AIM OF THE TASK: Write each line out exactly, leaving none out.

# DATA FOR THE TASK start

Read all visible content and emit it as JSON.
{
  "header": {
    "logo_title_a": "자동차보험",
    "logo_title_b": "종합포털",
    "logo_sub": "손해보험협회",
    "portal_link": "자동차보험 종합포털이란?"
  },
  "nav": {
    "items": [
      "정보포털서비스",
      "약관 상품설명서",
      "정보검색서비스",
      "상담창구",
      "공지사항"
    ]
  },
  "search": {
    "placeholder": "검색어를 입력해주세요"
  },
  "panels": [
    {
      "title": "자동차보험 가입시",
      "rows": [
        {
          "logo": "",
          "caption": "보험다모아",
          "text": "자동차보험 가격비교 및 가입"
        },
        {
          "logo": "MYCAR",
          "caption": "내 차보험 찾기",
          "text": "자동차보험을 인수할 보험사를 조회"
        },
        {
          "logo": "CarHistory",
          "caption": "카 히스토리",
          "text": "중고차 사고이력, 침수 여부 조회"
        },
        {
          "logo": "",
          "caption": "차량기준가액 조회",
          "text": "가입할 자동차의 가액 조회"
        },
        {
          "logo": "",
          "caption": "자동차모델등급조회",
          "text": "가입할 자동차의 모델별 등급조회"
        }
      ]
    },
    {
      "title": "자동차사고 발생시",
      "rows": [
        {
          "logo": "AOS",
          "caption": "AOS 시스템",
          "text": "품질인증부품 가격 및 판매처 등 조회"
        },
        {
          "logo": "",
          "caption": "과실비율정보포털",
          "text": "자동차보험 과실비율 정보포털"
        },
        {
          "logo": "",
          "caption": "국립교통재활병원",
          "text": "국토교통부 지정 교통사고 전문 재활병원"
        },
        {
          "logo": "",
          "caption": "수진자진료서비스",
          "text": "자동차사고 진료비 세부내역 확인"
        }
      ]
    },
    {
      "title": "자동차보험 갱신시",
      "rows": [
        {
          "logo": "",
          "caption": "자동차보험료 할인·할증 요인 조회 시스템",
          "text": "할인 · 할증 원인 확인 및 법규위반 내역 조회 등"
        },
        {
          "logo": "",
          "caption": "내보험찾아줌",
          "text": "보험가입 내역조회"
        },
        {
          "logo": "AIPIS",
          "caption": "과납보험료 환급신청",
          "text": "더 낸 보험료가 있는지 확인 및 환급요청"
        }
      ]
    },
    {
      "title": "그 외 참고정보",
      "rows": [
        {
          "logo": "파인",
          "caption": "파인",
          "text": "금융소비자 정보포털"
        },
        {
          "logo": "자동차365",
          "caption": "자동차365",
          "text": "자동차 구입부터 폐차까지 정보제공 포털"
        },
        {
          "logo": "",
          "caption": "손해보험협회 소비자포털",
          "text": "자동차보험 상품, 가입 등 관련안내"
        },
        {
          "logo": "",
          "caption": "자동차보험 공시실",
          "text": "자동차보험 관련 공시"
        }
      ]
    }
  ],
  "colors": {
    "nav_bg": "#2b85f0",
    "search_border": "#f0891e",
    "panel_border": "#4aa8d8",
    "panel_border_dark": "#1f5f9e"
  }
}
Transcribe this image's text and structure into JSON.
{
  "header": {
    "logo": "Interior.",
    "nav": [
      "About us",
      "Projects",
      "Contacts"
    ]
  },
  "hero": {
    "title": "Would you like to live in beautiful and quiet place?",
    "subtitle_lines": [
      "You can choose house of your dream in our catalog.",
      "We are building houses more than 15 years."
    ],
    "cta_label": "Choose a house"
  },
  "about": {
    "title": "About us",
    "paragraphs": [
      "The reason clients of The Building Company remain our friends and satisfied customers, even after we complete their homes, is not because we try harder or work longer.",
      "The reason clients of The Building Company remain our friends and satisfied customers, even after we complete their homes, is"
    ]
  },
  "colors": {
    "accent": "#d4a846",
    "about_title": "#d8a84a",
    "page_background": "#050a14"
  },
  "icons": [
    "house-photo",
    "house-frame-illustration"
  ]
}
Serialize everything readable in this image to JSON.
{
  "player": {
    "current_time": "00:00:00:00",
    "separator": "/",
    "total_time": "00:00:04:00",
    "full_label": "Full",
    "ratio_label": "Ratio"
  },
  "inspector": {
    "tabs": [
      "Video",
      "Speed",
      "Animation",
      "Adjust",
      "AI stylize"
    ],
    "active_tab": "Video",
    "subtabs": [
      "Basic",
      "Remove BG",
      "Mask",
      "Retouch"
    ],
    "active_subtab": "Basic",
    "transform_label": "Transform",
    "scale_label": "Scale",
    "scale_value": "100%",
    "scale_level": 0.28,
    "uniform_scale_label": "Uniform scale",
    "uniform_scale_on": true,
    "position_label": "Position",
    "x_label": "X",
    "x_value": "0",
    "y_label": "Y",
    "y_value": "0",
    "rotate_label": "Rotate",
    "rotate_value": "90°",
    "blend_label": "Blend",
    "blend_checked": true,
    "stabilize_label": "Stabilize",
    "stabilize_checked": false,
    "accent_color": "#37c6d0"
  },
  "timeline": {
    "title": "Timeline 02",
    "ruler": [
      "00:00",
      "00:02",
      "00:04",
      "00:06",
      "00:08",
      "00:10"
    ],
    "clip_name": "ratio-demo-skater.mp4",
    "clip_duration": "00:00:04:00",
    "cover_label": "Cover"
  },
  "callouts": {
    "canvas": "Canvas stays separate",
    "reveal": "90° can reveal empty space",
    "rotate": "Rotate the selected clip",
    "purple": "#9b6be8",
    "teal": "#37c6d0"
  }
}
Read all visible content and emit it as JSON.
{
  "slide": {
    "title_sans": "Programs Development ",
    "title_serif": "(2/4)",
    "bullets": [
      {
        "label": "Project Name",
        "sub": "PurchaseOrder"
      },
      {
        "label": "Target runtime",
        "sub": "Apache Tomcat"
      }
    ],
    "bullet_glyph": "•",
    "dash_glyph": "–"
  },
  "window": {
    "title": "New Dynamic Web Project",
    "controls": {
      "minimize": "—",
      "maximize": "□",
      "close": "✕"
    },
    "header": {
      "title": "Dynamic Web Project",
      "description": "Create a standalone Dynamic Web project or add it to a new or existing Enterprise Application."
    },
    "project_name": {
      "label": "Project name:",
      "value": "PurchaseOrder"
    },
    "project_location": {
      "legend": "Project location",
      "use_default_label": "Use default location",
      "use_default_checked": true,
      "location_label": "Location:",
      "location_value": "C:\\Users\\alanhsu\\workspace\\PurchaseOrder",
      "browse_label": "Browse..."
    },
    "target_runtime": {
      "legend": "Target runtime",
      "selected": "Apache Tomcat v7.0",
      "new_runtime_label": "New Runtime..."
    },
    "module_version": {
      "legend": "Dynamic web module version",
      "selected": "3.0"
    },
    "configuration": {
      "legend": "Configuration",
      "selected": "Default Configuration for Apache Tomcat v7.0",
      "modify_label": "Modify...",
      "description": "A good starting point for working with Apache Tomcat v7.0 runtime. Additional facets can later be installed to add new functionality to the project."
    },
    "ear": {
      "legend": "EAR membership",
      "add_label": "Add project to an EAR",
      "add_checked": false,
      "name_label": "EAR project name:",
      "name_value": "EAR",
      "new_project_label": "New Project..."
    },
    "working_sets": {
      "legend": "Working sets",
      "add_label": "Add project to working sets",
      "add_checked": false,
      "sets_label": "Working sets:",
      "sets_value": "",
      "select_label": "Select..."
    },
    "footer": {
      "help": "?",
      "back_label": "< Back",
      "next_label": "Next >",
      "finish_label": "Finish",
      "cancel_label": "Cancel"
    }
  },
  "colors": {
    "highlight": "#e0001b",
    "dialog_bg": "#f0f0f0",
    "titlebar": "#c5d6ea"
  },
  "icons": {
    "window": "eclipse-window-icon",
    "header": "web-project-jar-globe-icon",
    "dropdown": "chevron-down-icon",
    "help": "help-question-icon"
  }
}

# DATA FOR THE TASK end

EXERCISE OUTPUT:
Read all visible content and emit it as JSON.
{
  "header": {
    "logo_title_a": "자동차보험",
    "logo_title_b": "종합포털",
    "logo_sub": "손해보험협회",
    "portal_link": "자동차보험 종합포털이란?"
  },
  "nav": {
    "items": [
      "정보포털서비스",
      "약관 상품설명서",
      "정보검색서비스",
      "상담창구",
      "공지사항"
    ]
  },
  "search": {
    "placeholder": "검색어를 입력해주세요"
  },
  "panels": [
    {
      "title": "자동차보험 가입시",
      "rows": [
        {
          "logo": "",
          "caption": "보험다모아",
          "text": "자동차보험 가격비교 및 가입"
        },
        {
          "logo": "MYCAR",
          "caption": "내 차보험 찾기",
          "text": "자동차보험을 인수할 보험사를 조회"
        },
        {
          "logo": "CarHistory",
          "caption": "카 히스토리",
          "text": "중고차 사고이력, 침수 여부 조회"
        },
        {
          "logo": "",
          "caption": "차량기준가액 조회",
          "text": "가입할 자동차의 가액 조회"
        },
        {
          "logo": "",
          "caption": "자동차모델등급조회",
          "text": "가입할 자동차의 모델별 등급조회"
        }
      ]
    },
    {
      "title": "자동차사고 발생시",
      "rows": [
        {
          "logo": "AOS",
          "caption": "AOS 시스템",
          "text": "품질인증부품 가격 및 판매처 등 조회"
        },
        {
          "logo": "",
          "caption": "과실비율정보포털",
          "text": "자동차보험 과실비율 정보포털"
        },
        {
          "logo": "",
          "caption": "국립교통재활병원",
          "text": "국토교통부 지정 교통사고 전문 재활병원"
        },
        {
          "logo": "",
          "caption": "수진자진료서비스",
          "text": "자동차사고 진료비 세부내역 확인"
        }
      ]
    },
    {
      "title": "자동차보험 갱신시",
      "rows": [
        {
          "logo": "",
          "caption": "자동차보험료 할인·할증 요인 조회 시스템",
          "text": "할인 · 할증 원인 확인 및 법규위반 내역 조회 등"
        },
        {
          "logo": "",
          "caption": "내보험찾아줌",
          "text": "보험가입 내역조회"
        },
        {
          "logo": "AIPIS",
          "caption": "과납보험료 환급신청",
          "text": "더 낸 보험료가 있는지 확인 및 환급요청"
        }
      ]
    },
    {
      "title": "그 외 참고정보",
      "rows": [
        {
          "logo": "파인",
          "caption": "파인",
          "text": "금융소비자 정보포털"
        },
        {
          "logo": "자동차365",
          "caption": "자동차365",
          "text": "자동차 구입부터 폐차까지 정보제공 포털"
        },
        {
          "logo": "",
          "caption": "손해보험협회 소비자포털",
          "text": "자동차보험 상품, 가입 등 관련안내"
        },
        {
          "logo": "",
          "caption": "자동차보험 공시실",
          "text": "자동차보험 관련 공시"
        }
      ]
    }
  ],
  "colors": {
    "nav_bg": "#2b85f0",
    "search_border": "#f0891e",
    "panel_border": "#4aa8d8",
    "panel_border_dark": "#1f5f9e"
  }
}
Transcribe this image's text and structure into JSON.
{
  "header": {
    "logo": "Interior.",
    "nav": [
      "About us",
      "Projects",
      "Contacts"
    ]
  },
  "hero": {
    "title": "Would you like to live in beautiful and quiet place?",
    "subtitle_lines": [
      "You can choose house of your dream in our catalog.",
      "We are building houses more than 15 years."
    ],
    "cta_label": "Choose a house"
  },
  "about": {
    "title": "About us",
    "paragraphs": [
      "The reason clients of The Building Company remain our friends and satisfied customers, even after we complete their homes, is not because we try harder or work longer.",
      "The reason clients of The Building Company remain our friends and satisfied customers, even after we complete their homes, is"
    ]
  },
  "colors": {
    "accent": "#d4a846",
    "about_title": "#d8a84a",
    "page_background": "#050a14"
  },
  "icons": [
    "house-photo",
    "house-frame-illustration"
  ]
}
Serialize everything readable in this image to JSON.
{
  "player": {
    "current_time": "00:00:00:00",
    "separator": "/",
    "total_time": "00:00:04:00",
    "full_label": "Full",
    "ratio_label": "Ratio"
  },
  "inspector": {
    "tabs": [
      "Video",
      "Speed",
      "Animation",
      "Adjust",
      "AI stylize"
    ],
    "active_tab": "Video",
    "subtabs": [
      "Basic",
      "Remove BG",
      "Mask",
      "Retouch"
    ],
    "active_subtab": "Basic",
    "transform_label": "Transform",
    "scale_label": "Scale",
    "scale_value": "100%",
    "scale_level": 0.28,
    "uniform_scale_label": "Uniform scale",
    "uniform_scale_on": true,
    "position_label": "Position",
    "x_label": "X",
    "x_value": "0",
    "y_label": "Y",
    "y_value": "0",
    "rotate_label": "Rotate",
    "rotate_value": "90°",
    "blend_label": "Blend",
    "blend_checked": true,
    "stabilize_label": "Stabilize",
    "stabilize_checked": false,
    "accent_color": "#37c6d0"
  },
  "timeline": {
    "title": "Timeline 02",
    "ruler": [
      "00:00",
      "00:02",
      "00:04",
      "00:06",
      "00:08",
      "00:10"
    ],
    "clip_name": "ratio-demo-skater.mp4",
    "clip_duration": "00:00:04:00",
    "cover_label": "Cover"
  },
  "callouts": {
    "canvas": "Canvas stays separate",
    "reveal": "90° can reveal empty space",
    "rotate": "Rotate the selected clip",
    "purple": "#9b6be8",
    "teal": "#37c6d0"
  }
}
Read all visible content and emit it as JSON.
{
  "slide": {
    "title_sans": "Programs Development ",
    "title_serif": "(2/4)",
    "bullets": [
      {
        "label": "Project Name",
        "sub": "PurchaseOrder"
      },
      {
        "label": "Target runtime",
        "sub": "Apache Tomcat"
      }
    ],
    "bullet_glyph": "•",
    "dash_glyph": "–"
  },
  "window": {
    "title": "New Dynamic Web Project",
    "controls": {
      "minimize": "—",
      "maximize": "□",
      "close": "✕"
    },
    "header": {
      "title": "Dynamic Web Project",
      "description": "Create a standalone Dynamic Web project or add it to a new or existing Enterprise Application."
    },
    "project_name": {
      "label": "Project name:",
      "value": "PurchaseOrder"
    },
    "project_location": {
      "legend": "Project location",
      "use_default_label": "Use default location",
      "use_default_checked": true,
      "location_label": "Location:",
      "location_value": "C:\\Users\\alanhsu\\workspace\\PurchaseOrder",
      "browse_label": "Browse..."
    },
    "target_runtime": {
      "legend": "Target runtime",
      "selected": "Apache Tomcat v7.0",
      "new_runtime_label": "New Runtime..."
    },
    "module_version": {
      "legend": "Dynamic web module version",
      "selected": "3.0"
    },
    "configuration": {
      "legend": "Configuration",
      "selected": "Default Configuration for Apache Tomcat v7.0",
      "modify_label": "Modify...",
      "description": "A good starting point for working with Apache Tomcat v7.0 runtime. Additional facets can later be installed to add new functionality to the project."
    },
    "ear": {
      "legend": "EAR membership",
      "add_label": "Add project to an EAR",
      "add_checked": false,
      "name_label": "EAR project name:",
      "name_value": "EAR",
      "new_project_label": "New Project..."
    },
    "working_sets": {
      "legend": "Working sets",
      "add_label": "Add project to working sets",
      "add_checked": false,
      "sets_label": "Working sets:",
      "sets_value": "",
      "select_label": "Select..."
    },
    "footer": {
      "help": "?",
      "back_label": "< Back",
      "next_label": "Next >",
      "finish_label": "Finish",
      "cancel_label": "Cancel"
    }
  },
  "colors": {
    "highlight": "#e0001b",
    "dialog_bg": "#f0f0f0",
    "titlebar": "#c5d6ea"
  },
  "icons": {
    "window": "eclipse-window-icon",
    "header": "web-project-jar-globe-icon",
    "dropdown": "chevron-down-icon",
    "help": "help-question-icon"
  }
}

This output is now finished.